*INSTRUCTIONS TO FOLLOW*. Could you copy every line of the data below word for word, leaving out the pictures?
-- Begin TASK INPUTS --
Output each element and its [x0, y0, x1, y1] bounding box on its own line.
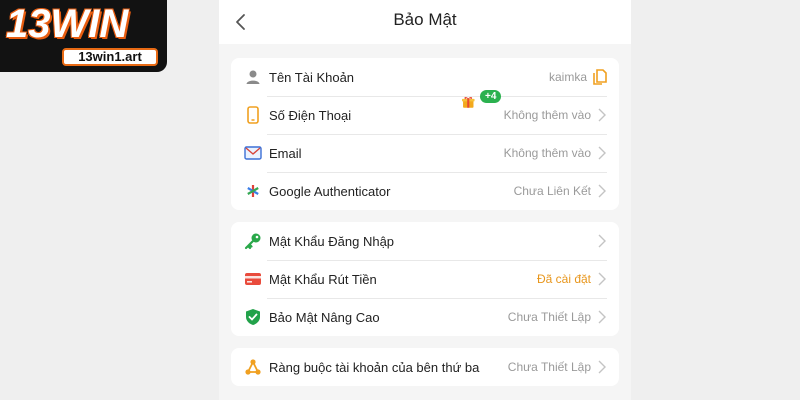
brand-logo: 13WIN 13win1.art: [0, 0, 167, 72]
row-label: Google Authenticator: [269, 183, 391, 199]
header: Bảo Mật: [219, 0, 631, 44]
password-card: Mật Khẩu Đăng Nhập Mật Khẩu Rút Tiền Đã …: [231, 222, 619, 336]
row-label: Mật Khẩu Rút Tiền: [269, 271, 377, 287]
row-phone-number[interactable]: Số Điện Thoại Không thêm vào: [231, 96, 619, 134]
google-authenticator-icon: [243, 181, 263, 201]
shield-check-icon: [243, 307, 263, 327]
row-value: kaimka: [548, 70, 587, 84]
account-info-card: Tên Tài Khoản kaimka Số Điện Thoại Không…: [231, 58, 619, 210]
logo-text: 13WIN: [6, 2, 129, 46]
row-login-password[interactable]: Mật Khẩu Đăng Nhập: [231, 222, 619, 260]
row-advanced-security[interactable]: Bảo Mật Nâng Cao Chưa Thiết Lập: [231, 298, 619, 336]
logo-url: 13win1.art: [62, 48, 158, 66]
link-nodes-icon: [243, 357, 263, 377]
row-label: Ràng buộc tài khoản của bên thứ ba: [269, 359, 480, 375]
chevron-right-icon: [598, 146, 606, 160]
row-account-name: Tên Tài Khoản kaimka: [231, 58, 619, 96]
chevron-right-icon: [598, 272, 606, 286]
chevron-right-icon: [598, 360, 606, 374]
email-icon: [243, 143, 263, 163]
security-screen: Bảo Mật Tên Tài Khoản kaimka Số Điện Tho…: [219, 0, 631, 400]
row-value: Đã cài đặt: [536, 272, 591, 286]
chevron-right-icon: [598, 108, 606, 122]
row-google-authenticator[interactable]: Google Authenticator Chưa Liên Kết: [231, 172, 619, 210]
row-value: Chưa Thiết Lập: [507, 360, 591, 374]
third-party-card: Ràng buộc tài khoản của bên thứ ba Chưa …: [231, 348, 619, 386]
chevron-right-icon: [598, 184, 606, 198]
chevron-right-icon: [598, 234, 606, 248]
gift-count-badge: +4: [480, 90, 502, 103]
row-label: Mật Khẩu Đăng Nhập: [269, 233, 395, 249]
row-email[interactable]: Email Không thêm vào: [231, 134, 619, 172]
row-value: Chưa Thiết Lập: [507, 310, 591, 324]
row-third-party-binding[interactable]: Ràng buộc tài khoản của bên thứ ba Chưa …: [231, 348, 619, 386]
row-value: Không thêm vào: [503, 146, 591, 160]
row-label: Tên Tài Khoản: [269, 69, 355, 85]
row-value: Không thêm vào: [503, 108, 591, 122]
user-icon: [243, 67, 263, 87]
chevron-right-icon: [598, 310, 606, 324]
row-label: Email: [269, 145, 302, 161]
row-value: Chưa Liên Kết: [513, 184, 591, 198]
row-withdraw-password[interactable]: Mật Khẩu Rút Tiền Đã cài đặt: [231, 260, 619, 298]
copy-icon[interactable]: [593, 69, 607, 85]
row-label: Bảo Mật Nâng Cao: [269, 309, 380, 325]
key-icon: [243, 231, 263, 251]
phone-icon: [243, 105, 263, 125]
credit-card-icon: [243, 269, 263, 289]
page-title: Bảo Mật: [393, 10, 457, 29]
-- End TASK INPUTS --
*FINISHED ANSWER*.
Output each element and its [x0, y0, x1, y1] bounding box on its own line.
brand-logo: 13WIN 13win1.art: [0, 0, 167, 72]
row-label: Google Authenticator: [269, 183, 391, 199]
header: Bảo Mật: [219, 0, 631, 44]
password-card: Mật Khẩu Đăng Nhập Mật Khẩu Rút Tiền Đã …: [231, 222, 619, 336]
row-label: Mật Khẩu Rút Tiền: [269, 271, 377, 287]
row-phone-number[interactable]: Số Điện Thoại Không thêm vào: [231, 96, 619, 134]
google-authenticator-icon: [243, 181, 263, 201]
shield-check-icon: [243, 307, 263, 327]
row-value: kaimka: [548, 70, 587, 84]
account-info-card: Tên Tài Khoản kaimka Số Điện Thoại Không…: [231, 58, 619, 210]
logo-text: 13WIN: [6, 2, 129, 46]
row-login-password[interactable]: Mật Khẩu Đăng Nhập: [231, 222, 619, 260]
row-advanced-security[interactable]: Bảo Mật Nâng Cao Chưa Thiết Lập: [231, 298, 619, 336]
logo-url: 13win1.art: [62, 48, 158, 66]
link-nodes-icon: [243, 357, 263, 377]
row-label: Ràng buộc tài khoản của bên thứ ba: [269, 359, 480, 375]
chevron-right-icon: [598, 146, 606, 160]
row-account-name: Tên Tài Khoản kaimka: [231, 58, 619, 96]
chevron-right-icon: [598, 272, 606, 286]
chevron-right-icon: [598, 360, 606, 374]
email-icon: [243, 143, 263, 163]
security-screen: Bảo Mật Tên Tài Khoản kaimka Số Điện Tho…: [219, 0, 631, 400]
row-value: Đã cài đặt: [536, 272, 591, 286]
chevron-right-icon: [598, 108, 606, 122]
row-google-authenticator[interactable]: Google Authenticator Chưa Liên Kết: [231, 172, 619, 210]
row-value: Chưa Thiết Lập: [507, 360, 591, 374]
third-party-card: Ràng buộc tài khoản của bên thứ ba Chưa …: [231, 348, 619, 386]
chevron-right-icon: [598, 184, 606, 198]
chevron-right-icon: [598, 234, 606, 248]
gift-count-badge: +4: [480, 90, 502, 103]
row-label: Mật Khẩu Đăng Nhập: [269, 233, 395, 249]
row-email[interactable]: Email Không thêm vào: [231, 134, 619, 172]
row-value: Chưa Thiết Lập: [507, 310, 591, 324]
row-third-party-binding[interactable]: Ràng buộc tài khoản của bên thứ ba Chưa …: [231, 348, 619, 386]
row-value: Không thêm vào: [503, 146, 591, 160]
row-label: Tên Tài Khoản: [269, 69, 355, 85]
row-value: Không thêm vào: [503, 108, 591, 122]
user-icon: [243, 67, 263, 87]
chevron-right-icon: [598, 310, 606, 324]
row-label: Email: [269, 145, 302, 161]
row-value: Chưa Liên Kết: [513, 184, 591, 198]
row-withdraw-password[interactable]: Mật Khẩu Rút Tiền Đã cài đặt: [231, 260, 619, 298]
copy-icon[interactable]: [593, 69, 607, 85]
row-label: Bảo Mật Nâng Cao: [269, 309, 380, 325]
key-icon: [243, 231, 263, 251]
phone-icon: [243, 105, 263, 125]
credit-card-icon: [243, 269, 263, 289]
page-title: Bảo Mật: [393, 10, 457, 29]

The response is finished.